● Record set
⁂
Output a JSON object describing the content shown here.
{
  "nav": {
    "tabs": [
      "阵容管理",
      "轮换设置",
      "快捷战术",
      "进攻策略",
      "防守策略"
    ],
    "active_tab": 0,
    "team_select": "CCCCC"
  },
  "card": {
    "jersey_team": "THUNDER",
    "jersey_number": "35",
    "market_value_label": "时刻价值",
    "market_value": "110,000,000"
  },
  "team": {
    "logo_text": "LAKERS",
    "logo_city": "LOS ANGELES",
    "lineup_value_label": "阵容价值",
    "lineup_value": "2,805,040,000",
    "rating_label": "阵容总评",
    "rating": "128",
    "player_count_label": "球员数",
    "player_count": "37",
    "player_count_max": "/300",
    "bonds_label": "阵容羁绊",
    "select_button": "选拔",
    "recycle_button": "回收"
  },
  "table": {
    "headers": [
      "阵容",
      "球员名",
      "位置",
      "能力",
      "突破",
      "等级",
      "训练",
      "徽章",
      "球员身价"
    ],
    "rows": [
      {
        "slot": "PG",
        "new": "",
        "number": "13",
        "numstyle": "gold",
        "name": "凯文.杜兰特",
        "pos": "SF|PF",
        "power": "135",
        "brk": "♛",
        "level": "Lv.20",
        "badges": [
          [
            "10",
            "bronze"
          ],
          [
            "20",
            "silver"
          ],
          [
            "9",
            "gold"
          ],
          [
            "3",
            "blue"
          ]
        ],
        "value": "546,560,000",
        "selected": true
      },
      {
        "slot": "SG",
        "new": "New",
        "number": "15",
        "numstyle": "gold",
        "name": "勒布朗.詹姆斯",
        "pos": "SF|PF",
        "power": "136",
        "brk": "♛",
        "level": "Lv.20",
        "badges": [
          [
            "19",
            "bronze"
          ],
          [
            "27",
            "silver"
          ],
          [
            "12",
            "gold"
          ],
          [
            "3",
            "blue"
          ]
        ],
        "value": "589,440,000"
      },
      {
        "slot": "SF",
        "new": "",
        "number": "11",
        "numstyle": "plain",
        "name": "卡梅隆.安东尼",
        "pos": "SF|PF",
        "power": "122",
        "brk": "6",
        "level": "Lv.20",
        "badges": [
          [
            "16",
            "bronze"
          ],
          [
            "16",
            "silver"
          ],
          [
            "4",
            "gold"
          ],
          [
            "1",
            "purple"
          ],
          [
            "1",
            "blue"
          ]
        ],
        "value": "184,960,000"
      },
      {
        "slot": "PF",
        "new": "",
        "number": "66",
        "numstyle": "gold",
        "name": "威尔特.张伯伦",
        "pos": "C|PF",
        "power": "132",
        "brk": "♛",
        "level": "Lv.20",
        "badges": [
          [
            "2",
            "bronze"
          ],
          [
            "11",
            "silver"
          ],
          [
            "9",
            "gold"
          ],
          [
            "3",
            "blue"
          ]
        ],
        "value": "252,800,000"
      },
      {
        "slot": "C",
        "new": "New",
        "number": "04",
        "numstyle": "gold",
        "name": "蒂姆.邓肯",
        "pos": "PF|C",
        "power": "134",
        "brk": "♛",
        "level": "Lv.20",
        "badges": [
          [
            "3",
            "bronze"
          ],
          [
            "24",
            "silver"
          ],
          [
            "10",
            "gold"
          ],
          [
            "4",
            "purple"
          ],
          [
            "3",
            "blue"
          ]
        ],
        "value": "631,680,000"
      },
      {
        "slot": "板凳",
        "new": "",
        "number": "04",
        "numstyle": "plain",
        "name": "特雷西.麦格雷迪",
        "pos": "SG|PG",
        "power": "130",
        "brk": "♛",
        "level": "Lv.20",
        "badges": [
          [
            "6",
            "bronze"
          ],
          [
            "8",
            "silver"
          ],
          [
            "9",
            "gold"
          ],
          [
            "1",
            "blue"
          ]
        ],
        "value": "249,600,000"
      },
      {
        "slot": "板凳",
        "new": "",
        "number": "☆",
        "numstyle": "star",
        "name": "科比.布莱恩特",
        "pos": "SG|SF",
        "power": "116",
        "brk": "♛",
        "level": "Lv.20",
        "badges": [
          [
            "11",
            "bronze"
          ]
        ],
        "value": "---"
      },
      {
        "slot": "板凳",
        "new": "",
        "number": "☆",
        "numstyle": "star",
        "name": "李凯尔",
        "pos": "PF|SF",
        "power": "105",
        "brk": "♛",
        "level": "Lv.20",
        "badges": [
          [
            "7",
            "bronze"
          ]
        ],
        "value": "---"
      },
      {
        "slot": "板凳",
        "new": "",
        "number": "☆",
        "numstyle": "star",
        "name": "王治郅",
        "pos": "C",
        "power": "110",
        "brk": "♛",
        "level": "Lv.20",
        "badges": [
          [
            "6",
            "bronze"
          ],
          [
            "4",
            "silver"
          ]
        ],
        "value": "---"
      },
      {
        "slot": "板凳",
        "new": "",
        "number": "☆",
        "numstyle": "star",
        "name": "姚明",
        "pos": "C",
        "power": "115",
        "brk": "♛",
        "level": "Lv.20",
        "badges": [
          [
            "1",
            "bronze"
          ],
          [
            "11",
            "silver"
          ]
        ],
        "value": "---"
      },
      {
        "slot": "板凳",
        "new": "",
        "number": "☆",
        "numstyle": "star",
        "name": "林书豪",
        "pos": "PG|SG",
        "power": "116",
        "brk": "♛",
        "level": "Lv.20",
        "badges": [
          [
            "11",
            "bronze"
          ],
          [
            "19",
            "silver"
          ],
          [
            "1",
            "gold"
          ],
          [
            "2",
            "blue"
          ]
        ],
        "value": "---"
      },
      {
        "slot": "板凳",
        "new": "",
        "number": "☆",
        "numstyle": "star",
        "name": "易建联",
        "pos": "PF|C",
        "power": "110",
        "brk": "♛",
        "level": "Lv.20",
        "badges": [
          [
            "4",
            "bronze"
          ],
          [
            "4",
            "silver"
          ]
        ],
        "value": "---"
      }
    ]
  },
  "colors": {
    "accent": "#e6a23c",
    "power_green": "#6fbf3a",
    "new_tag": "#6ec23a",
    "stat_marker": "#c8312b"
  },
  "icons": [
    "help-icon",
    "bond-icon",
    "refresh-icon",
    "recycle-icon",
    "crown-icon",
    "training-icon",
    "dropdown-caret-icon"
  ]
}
⁂
● Task statement
Extract the complete listing verbatim.

● Written solution
Output a JSON object describing the content shown here.
{
  "nav": {
    "tabs": [
      "阵容管理",
      "轮换设置",
      "快捷战术",
      "进攻策略",
      "防守策略"
    ],
    "active_tab": 0,
    "team_select": "CCCCC"
  },
  "card": {
    "jersey_team": "THUNDER",
    "jersey_number": "35",
    "market_value_label": "时刻价值",
    "market_value": "110,000,000"
  },
  "team": {
    "logo_text": "LAKERS",
    "logo_city": "LOS ANGELES",
    "lineup_value_label": "阵容价值",
    "lineup_value": "2,805,040,000",
    "rating_label": "阵容总评",
    "rating": "128",
    "player_count_label": "球员数",
    "player_count": "37",
    "player_count_max": "/300",
    "bonds_label": "阵容羁绊",
    "select_button": "选拔",
    "recycle_button": "回收"
  },
  "table": {
    "headers": [
      "阵容",
      "球员名",
      "位置",
      "能力",
      "突破",
      "等级",
      "训练",
      "徽章",
      "球员身价"
    ],
    "rows": [
      {
        "slot": "PG",
        "new": "",
        "number": "13",
        "numstyle": "gold",
        "name": "凯文.杜兰特",
        "pos": "SF|PF",
        "power": "135",
        "brk": "♛",
        "level": "Lv.20",
        "badges": [
          [
            "10",
            "bronze"
          ],
          [
            "20",
            "silver"
          ],
          [
            "9",
            "gold"
          ],
          [
            "3",
            "blue"
          ]
        ],
        "value": "546,560,000",
        "selected": true
      },
      {
        "slot": "SG",
        "new": "New",
        "number": "15",
        "numstyle": "gold",
        "name": "勒布朗.詹姆斯",
        "pos": "SF|PF",
        "power": "136",
        "brk": "♛",
        "level": "Lv.20",
        "badges": [
          [
            "19",
            "bronze"
          ],
          [
            "27",
            "silver"
          ],
          [
            "12",
            "gold"
          ],
          [
            "3",
            "blue"
          ]
        ],
        "value": "589,440,000"
      },
      {
        "slot": "SF",
        "new": "",
        "number": "11",
        "numstyle": "plain",
        "name": "卡梅隆.安东尼",
        "pos": "SF|PF",
        "power": "122",
        "brk": "6",
        "level": "Lv.20",
        "badges": [
          [
            "16",
            "bronze"
          ],
          [
            "16",
            "silver"
          ],
          [
            "4",
            "gold"
          ],
          [
            "1",
            "purple"
          ],
          [
            "1",
            "blue"
          ]
        ],
        "value": "184,960,000"
      },
      {
        "slot": "PF",
        "new": "",
        "number": "66",
        "numstyle": "gold",
        "name": "威尔特.张伯伦",
        "pos": "C|PF",
        "power": "132",
        "brk": "♛",
        "level": "Lv.20",
        "badges": [
          [
            "2",
            "bronze"
          ],
          [
            "11",
            "silver"
          ],
          [
            "9",
            "gold"
          ],
          [
            "3",
            "blue"
          ]
        ],
        "value": "252,800,000"
      },
      {
        "slot": "C",
        "new": "New",
        "number": "04",
        "numstyle": "gold",
        "name": "蒂姆.邓肯",
        "pos": "PF|C",
        "power": "134",
        "brk": "♛",
        "level": "Lv.20",
        "badges": [
          [
            "3",
            "bronze"
          ],
          [
            "24",
            "silver"
          ],
          [
            "10",
            "gold"
          ],
          [
            "4",
            "purple"
          ],
          [
            "3",
            "blue"
          ]
        ],
        "value": "631,680,000"
      },
      {
        "slot": "板凳",
        "new": "",
        "number": "04",
        "numstyle": "plain",
        "name": "特雷西.麦格雷迪",
        "pos": "SG|PG",
        "power": "130",
        "brk": "♛",
        "level": "Lv.20",
        "badges": [
          [
            "6",
            "bronze"
          ],
          [
            "8",
            "silver"
          ],
          [
            "9",
            "gold"
          ],
          [
            "1",
            "blue"
          ]
        ],
        "value": "249,600,000"
      },
      {
        "slot": "板凳",
        "new": "",
        "number": "☆",
        "numstyle": "star",
        "name": "科比.布莱恩特",
        "pos": "SG|SF",
        "power": "116",
        "brk": "♛",
        "level": "Lv.20",
        "badges": [
          [
            "11",
            "bronze"
          ]
        ],
        "value": "---"
      },
      {
        "slot": "板凳",
        "new": "",
        "number": "☆",
        "numstyle": "star",
        "name": "李凯尔",
        "pos": "PF|SF",
        "power": "105",
        "brk": "♛",
        "level": "Lv.20",
        "badges": [
          [
            "7",
            "bronze"
          ]
        ],
        "value": "---"
      },
      {
        "slot": "板凳",
        "new": "",
        "number": "☆",
        "numstyle": "star",
        "name": "王治郅",
        "pos": "C",
        "power": "110",
        "brk": "♛",
        "level": "Lv.20",
        "badges": [
          [
            "6",
            "bronze"
          ],
          [
            "4",
            "silver"
          ]
        ],
        "value": "---"
      },
      {
        "slot": "板凳",
        "new": "",
        "number": "☆",
        "numstyle": "star",
        "name": "姚明",
        "pos": "C",
        "power": "115",
        "brk": "♛",
        "level": "Lv.20",
        "badges": [
          [
            "1",
            "bronze"
          ],
          [
            "11",
            "silver"
          ]
        ],
        "value": "---"
      },
      {
        "slot": "板凳",
        "new": "",
        "number": "☆",
        "numstyle": "star",
        "name": "林书豪",
        "pos": "PG|SG",
        "power": "116",
        "brk": "♛",
        "level": "Lv.20",
        "badges": [
          [
            "11",
            "bronze"
          ],
          [
            "19",
            "silver"
          ],
          [
            "1",
            "gold"
          ],
          [
            "2",
            "blue"
          ]
        ],
        "value": "---"
      },
      {
        "slot": "板凳",
        "new": "",
        "number": "☆",
        "numstyle": "star",
        "name": "易建联",
        "pos": "PF|C",
        "power": "110",
        "brk": "♛",
        "level": "Lv.20",
        "badges": [
          [
            "4",
            "bronze"
          ],
          [
            "4",
            "silver"
          ]
        ],
        "value": "---"
      }
    ]
  },
  "colors": {
    "accent": "#e6a23c",
    "power_green": "#6fbf3a",
    "new_tag": "#6ec23a",
    "stat_marker": "#c8312b"
  },
  "icons": [
    "help-icon",
    "bond-icon",
    "refresh-icon",
    "recycle-icon",
    "crown-icon",
    "training-icon",
    "dropdown-caret-icon"
  ]
}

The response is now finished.